• **Instructions for the task**:
Transcribe the lines below exactly. No image belongs in the transcription.

• **Material for this exercise**:

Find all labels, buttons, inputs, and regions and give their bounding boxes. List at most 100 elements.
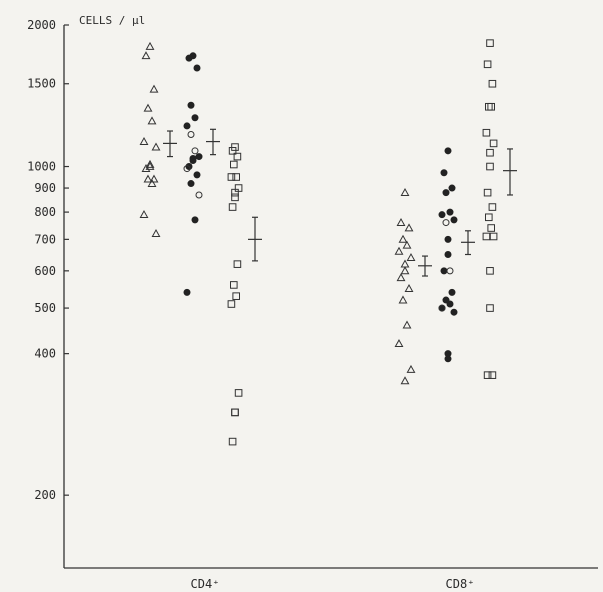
data-point-triangle <box>400 376 410 385</box>
data-point-square <box>486 304 494 312</box>
data-point-filled-circle <box>183 288 191 296</box>
axes: CELLS / µl <box>63 14 598 569</box>
data-point-filled-circle <box>187 180 195 188</box>
data-point-triangle <box>406 253 416 262</box>
x-categories: CD4⁺ CD8⁺ <box>191 577 475 591</box>
data-point-filled-circle <box>191 114 199 122</box>
data-point-triangle <box>396 217 406 226</box>
data-point-filled-circle <box>183 122 191 130</box>
data-point-triangle <box>141 51 151 60</box>
data-point-square <box>485 102 493 111</box>
data-point-triangle <box>141 163 151 172</box>
data-point-square <box>231 188 239 197</box>
data-point-square <box>486 267 494 275</box>
data-point-square <box>485 213 493 222</box>
data-point-triangle <box>149 84 159 93</box>
y-tick-label: 1000 <box>27 160 56 174</box>
data-point-square <box>483 188 492 197</box>
data-point-triangle <box>398 295 408 304</box>
data-point-triangle <box>404 223 414 232</box>
data-point-open-circle <box>183 165 191 173</box>
data-point-triangle <box>139 210 149 219</box>
data-point-filled-circle <box>444 355 452 363</box>
y-ticks: 2000 1500 1000 900 800 700 600 500 400 200 <box>27 18 69 502</box>
data-point-filled-circle <box>187 101 195 109</box>
data-point-filled-circle <box>195 153 203 161</box>
data-point-triangle <box>400 188 410 197</box>
data-point-square <box>486 148 494 157</box>
data-point-triangle <box>147 178 157 187</box>
data-point-filled-circle <box>448 184 456 192</box>
data-point-triangle <box>396 273 406 282</box>
data-point-square <box>487 224 495 232</box>
data-point-square <box>230 281 238 289</box>
data-point-triangle <box>143 174 153 183</box>
data-point-triangle <box>145 41 155 50</box>
data-point-open-circle <box>191 147 199 155</box>
data-point-triangle <box>400 266 410 275</box>
data-points <box>139 39 498 446</box>
data-point-triangle <box>402 240 412 249</box>
data-point-open-circle <box>442 219 450 227</box>
y-tick-label: 200 <box>34 488 56 502</box>
data-point-filled-circle <box>440 169 448 177</box>
data-point-square <box>231 408 239 417</box>
data-point-square <box>227 300 236 308</box>
data-point-square <box>489 139 498 148</box>
data-point-filled-circle <box>193 171 201 179</box>
data-point-triangle <box>404 283 414 292</box>
data-point-triangle <box>151 142 161 151</box>
y-tick-label: 400 <box>34 347 56 361</box>
data-point-square <box>228 437 237 446</box>
data-point-open-circle <box>446 267 454 275</box>
y-tick-label: 800 <box>34 205 56 219</box>
data-point-filled-circle <box>442 189 450 197</box>
data-point-square <box>234 389 243 397</box>
data-point-open-circle <box>195 191 203 199</box>
data-point-square <box>230 160 238 169</box>
data-point-triangle <box>147 116 157 125</box>
y-tick-label: 600 <box>34 264 56 278</box>
data-point-square <box>486 39 494 47</box>
data-point-filled-circle <box>191 216 199 224</box>
data-point-square <box>486 162 494 171</box>
data-point-filled-circle <box>189 156 197 164</box>
data-point-triangle <box>139 136 149 145</box>
data-point-filled-circle <box>193 64 201 72</box>
data-point-square <box>233 260 242 268</box>
y-tick-label: 700 <box>34 232 56 246</box>
data-point-filled-circle <box>446 300 454 308</box>
data-point-triangle <box>149 174 159 183</box>
data-point-filled-circle <box>444 147 452 155</box>
data-point-filled-circle <box>185 54 193 62</box>
data-point-square <box>488 371 497 379</box>
data-point-triangle <box>398 234 408 243</box>
data-point-filled-circle <box>440 267 448 275</box>
data-point-filled-circle <box>444 235 452 243</box>
data-point-triangle <box>400 259 410 268</box>
data-point-filled-circle <box>444 250 452 258</box>
data-point-square <box>488 79 497 88</box>
y-tick-label: 2000 <box>27 18 56 32</box>
data-point-square <box>231 193 239 202</box>
x-category-label: CD8⁺ <box>446 577 475 591</box>
data-point-open-circle <box>187 130 195 138</box>
data-point-filled-circle <box>448 288 456 296</box>
data-point-square <box>482 232 491 241</box>
data-point-square <box>483 371 492 379</box>
data-point-triangle <box>402 320 412 329</box>
data-point-filled-circle <box>450 216 458 224</box>
error-bars <box>163 128 517 277</box>
data-point-square <box>482 128 491 137</box>
data-point-triangle <box>394 339 404 348</box>
data-point-square <box>228 203 237 211</box>
data-point-square <box>488 203 497 211</box>
data-point-triangle <box>143 103 153 112</box>
data-point-square <box>489 232 498 241</box>
y-tick-label: 900 <box>34 181 56 195</box>
x-category-label: CD4⁺ <box>191 577 220 591</box>
data-point-triangle <box>151 228 161 237</box>
data-point-triangle <box>145 161 155 170</box>
data-point-square <box>227 173 236 181</box>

• **Worked solution**:
Find all labels, buttons, inputs, and regions and give their bounding boxes. List at most 100 elements.
data-point-triangle <box>400 376 410 385</box>
data-point-square <box>486 304 494 312</box>
data-point-filled-circle <box>183 288 191 296</box>
axes: CELLS / µl <box>63 14 598 569</box>
data-point-filled-circle <box>187 180 195 188</box>
data-point-triangle <box>406 253 416 262</box>
x-categories: CD4⁺ CD8⁺ <box>191 577 475 591</box>
data-point-filled-circle <box>191 114 199 122</box>
data-point-triangle <box>396 217 406 226</box>
data-point-filled-circle <box>183 122 191 130</box>
data-point-triangle <box>141 51 151 60</box>
data-point-square <box>485 102 493 111</box>
data-point-triangle <box>141 163 151 172</box>
data-point-square <box>231 188 239 197</box>
data-point-square <box>486 267 494 275</box>
data-point-square <box>485 213 493 222</box>
data-point-triangle <box>149 84 159 93</box>
y-tick-label: 1000 <box>27 160 56 174</box>
data-point-square <box>483 188 492 197</box>
data-point-triangle <box>398 295 408 304</box>
data-point-triangle <box>404 223 414 232</box>
data-point-open-circle <box>183 165 191 173</box>
data-point-triangle <box>139 210 149 219</box>
data-point-filled-circle <box>444 355 452 363</box>
y-ticks: 2000 1500 1000 900 800 700 600 500 400 200 <box>27 18 69 502</box>
data-point-filled-circle <box>187 101 195 109</box>
data-point-filled-circle <box>195 153 203 161</box>
data-point-triangle <box>400 188 410 197</box>
data-point-square <box>486 148 494 157</box>
data-point-triangle <box>147 178 157 187</box>
data-point-filled-circle <box>448 184 456 192</box>
data-point-triangle <box>396 273 406 282</box>
data-point-square <box>487 224 495 232</box>
data-point-square <box>230 281 238 289</box>
data-point-triangle <box>143 174 153 183</box>
data-point-triangle <box>145 41 155 50</box>
data-point-open-circle <box>191 147 199 155</box>
data-point-triangle <box>400 266 410 275</box>
data-points <box>139 39 498 446</box>
data-point-triangle <box>402 240 412 249</box>
data-point-open-circle <box>442 219 450 227</box>
y-tick-label: 200 <box>34 488 56 502</box>
data-point-filled-circle <box>440 169 448 177</box>
data-point-square <box>231 408 239 417</box>
data-point-square <box>227 300 236 308</box>
data-point-square <box>489 139 498 148</box>
data-point-filled-circle <box>193 171 201 179</box>
data-point-triangle <box>404 283 414 292</box>
data-point-triangle <box>151 142 161 151</box>
y-tick-label: 400 <box>34 347 56 361</box>
data-point-square <box>228 437 237 446</box>
data-point-open-circle <box>446 267 454 275</box>
y-tick-label: 800 <box>34 205 56 219</box>
data-point-filled-circle <box>442 189 450 197</box>
data-point-square <box>234 389 243 397</box>
data-point-open-circle <box>195 191 203 199</box>
data-point-square <box>230 160 238 169</box>
data-point-triangle <box>147 116 157 125</box>
y-tick-label: 600 <box>34 264 56 278</box>
data-point-square <box>486 39 494 47</box>
data-point-filled-circle <box>191 216 199 224</box>
data-point-square <box>486 162 494 171</box>
data-point-filled-circle <box>189 156 197 164</box>
data-point-triangle <box>139 136 149 145</box>
data-point-filled-circle <box>193 64 201 72</box>
data-point-square <box>233 260 242 268</box>
y-tick-label: 700 <box>34 232 56 246</box>
data-point-filled-circle <box>446 300 454 308</box>
data-point-triangle <box>149 174 159 183</box>
data-point-filled-circle <box>444 147 452 155</box>
data-point-filled-circle <box>185 54 193 62</box>
data-point-square <box>488 371 497 379</box>
data-point-triangle <box>398 234 408 243</box>
data-point-filled-circle <box>440 267 448 275</box>
data-point-filled-circle <box>444 235 452 243</box>
data-point-triangle <box>400 259 410 268</box>
data-point-filled-circle <box>444 250 452 258</box>
data-point-square <box>488 79 497 88</box>
y-tick-label: 2000 <box>27 18 56 32</box>
data-point-square <box>231 193 239 202</box>
x-category-label: CD8⁺ <box>446 577 475 591</box>
data-point-open-circle <box>187 130 195 138</box>
data-point-filled-circle <box>448 288 456 296</box>
data-point-square <box>482 232 491 241</box>
data-point-square <box>483 371 492 379</box>
data-point-triangle <box>402 320 412 329</box>
data-point-filled-circle <box>450 216 458 224</box>
error-bars <box>163 128 517 277</box>
data-point-square <box>482 128 491 137</box>
data-point-triangle <box>394 339 404 348</box>
data-point-square <box>228 203 237 211</box>
data-point-square <box>488 203 497 211</box>
data-point-triangle <box>143 103 153 112</box>
data-point-square <box>489 232 498 241</box>
y-tick-label: 900 <box>34 181 56 195</box>
x-category-label: CD4⁺ <box>191 577 220 591</box>
data-point-triangle <box>151 228 161 237</box>
data-point-triangle <box>145 161 155 170</box>
data-point-square <box>227 173 236 181</box>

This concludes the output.